> [What you should do]
Extract each line of the records below that contains the word "Administration".

> [Recorded information]
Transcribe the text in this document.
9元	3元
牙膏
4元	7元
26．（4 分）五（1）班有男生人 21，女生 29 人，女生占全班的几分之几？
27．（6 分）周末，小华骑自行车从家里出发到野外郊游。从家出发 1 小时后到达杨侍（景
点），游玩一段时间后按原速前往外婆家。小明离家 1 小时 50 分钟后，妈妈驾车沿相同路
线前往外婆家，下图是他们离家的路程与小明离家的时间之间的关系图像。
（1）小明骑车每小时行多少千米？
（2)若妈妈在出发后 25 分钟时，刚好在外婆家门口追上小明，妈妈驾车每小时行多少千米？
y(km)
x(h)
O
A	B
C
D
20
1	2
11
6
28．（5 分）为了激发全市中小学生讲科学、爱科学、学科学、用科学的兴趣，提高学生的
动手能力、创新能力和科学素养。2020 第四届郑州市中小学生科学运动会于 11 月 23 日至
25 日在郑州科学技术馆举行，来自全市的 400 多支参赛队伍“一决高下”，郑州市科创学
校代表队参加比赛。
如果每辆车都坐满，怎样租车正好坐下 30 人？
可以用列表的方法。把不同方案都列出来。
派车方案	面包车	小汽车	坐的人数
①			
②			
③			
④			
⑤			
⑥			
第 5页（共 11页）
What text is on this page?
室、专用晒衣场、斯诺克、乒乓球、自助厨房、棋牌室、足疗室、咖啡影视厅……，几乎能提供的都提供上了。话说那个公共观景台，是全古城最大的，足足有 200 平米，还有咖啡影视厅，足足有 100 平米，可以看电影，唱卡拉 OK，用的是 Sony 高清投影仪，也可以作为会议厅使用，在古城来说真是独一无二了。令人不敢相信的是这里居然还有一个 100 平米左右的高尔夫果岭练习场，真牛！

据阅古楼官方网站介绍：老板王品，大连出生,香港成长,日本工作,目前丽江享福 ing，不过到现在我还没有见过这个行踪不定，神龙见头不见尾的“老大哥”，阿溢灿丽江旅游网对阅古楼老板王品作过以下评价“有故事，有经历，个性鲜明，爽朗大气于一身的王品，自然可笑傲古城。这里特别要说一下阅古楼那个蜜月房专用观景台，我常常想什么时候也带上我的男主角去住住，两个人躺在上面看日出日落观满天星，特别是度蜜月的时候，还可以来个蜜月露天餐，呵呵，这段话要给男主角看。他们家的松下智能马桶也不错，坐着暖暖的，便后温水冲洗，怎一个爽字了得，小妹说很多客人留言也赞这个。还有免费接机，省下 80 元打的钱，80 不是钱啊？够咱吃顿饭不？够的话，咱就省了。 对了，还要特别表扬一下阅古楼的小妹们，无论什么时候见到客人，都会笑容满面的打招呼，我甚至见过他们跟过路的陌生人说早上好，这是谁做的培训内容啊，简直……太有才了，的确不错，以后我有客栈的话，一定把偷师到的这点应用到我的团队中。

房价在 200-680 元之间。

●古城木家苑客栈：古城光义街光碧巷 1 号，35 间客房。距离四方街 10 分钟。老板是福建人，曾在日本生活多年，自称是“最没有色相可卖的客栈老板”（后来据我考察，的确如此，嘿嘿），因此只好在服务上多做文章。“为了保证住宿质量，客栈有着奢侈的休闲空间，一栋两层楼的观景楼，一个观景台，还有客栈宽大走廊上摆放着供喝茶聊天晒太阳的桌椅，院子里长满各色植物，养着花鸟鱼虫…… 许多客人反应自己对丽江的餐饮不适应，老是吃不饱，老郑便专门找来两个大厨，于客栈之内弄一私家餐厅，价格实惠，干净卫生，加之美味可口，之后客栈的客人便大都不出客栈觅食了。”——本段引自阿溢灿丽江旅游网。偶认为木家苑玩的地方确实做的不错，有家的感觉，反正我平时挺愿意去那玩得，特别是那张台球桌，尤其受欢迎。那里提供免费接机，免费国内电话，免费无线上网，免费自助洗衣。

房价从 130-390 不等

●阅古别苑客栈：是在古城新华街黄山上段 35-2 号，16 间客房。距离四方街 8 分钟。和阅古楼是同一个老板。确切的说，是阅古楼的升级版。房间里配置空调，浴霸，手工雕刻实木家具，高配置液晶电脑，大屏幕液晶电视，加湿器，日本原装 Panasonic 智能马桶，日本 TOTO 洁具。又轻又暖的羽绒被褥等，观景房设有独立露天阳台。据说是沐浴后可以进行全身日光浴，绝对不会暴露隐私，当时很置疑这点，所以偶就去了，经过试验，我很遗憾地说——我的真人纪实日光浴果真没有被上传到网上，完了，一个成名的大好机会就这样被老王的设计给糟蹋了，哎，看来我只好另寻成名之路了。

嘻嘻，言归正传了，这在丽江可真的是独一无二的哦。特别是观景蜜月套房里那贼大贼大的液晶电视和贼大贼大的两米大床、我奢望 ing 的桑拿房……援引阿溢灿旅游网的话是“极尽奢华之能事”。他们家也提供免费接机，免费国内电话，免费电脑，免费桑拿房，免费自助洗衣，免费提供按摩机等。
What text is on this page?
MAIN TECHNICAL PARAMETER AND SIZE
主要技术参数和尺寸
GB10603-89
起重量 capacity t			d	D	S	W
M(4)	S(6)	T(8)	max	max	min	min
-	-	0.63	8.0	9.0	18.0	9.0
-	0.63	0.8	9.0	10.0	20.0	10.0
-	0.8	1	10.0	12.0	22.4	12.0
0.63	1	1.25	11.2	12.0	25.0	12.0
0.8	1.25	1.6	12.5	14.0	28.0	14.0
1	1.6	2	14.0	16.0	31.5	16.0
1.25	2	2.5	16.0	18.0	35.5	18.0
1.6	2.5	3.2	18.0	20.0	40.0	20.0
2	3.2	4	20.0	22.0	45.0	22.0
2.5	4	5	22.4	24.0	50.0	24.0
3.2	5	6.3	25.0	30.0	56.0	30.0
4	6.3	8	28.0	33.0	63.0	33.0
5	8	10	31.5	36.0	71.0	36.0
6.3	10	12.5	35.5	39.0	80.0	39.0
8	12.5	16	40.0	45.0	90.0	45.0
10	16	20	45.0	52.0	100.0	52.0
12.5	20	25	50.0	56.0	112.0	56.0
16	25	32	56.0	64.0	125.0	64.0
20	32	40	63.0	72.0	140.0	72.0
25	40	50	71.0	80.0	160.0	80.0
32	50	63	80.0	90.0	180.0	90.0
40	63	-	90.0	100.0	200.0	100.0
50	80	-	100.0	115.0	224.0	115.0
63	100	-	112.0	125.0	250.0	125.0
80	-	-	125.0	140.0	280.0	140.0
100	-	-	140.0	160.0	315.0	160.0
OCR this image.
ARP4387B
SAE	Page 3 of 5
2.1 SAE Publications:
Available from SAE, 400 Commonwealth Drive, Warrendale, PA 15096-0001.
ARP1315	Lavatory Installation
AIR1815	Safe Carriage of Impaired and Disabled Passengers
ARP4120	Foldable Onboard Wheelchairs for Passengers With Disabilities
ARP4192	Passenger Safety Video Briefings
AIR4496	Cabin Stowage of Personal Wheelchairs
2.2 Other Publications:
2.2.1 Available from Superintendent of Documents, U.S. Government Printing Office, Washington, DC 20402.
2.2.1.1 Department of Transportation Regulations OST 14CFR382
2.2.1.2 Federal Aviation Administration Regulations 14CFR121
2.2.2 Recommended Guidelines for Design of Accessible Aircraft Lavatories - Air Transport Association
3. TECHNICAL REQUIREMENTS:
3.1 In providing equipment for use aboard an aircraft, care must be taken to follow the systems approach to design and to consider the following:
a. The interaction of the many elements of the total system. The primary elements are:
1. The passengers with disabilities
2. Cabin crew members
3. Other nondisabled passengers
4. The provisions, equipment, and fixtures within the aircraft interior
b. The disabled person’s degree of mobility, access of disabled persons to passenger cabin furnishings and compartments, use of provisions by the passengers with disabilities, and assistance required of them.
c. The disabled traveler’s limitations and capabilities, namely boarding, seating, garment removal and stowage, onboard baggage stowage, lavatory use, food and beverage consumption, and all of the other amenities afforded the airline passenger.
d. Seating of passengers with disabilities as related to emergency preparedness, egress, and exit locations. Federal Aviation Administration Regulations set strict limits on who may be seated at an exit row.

> [Exercise output]
2.2.1.2 Federal Aviation Administration Regulations 14CFR121
d. Seating of passengers with disabilities as related to emergency preparedness, egress, and exit locations. Federal Aviation Administration Regulations set strict limits on who may be seated at an exit row.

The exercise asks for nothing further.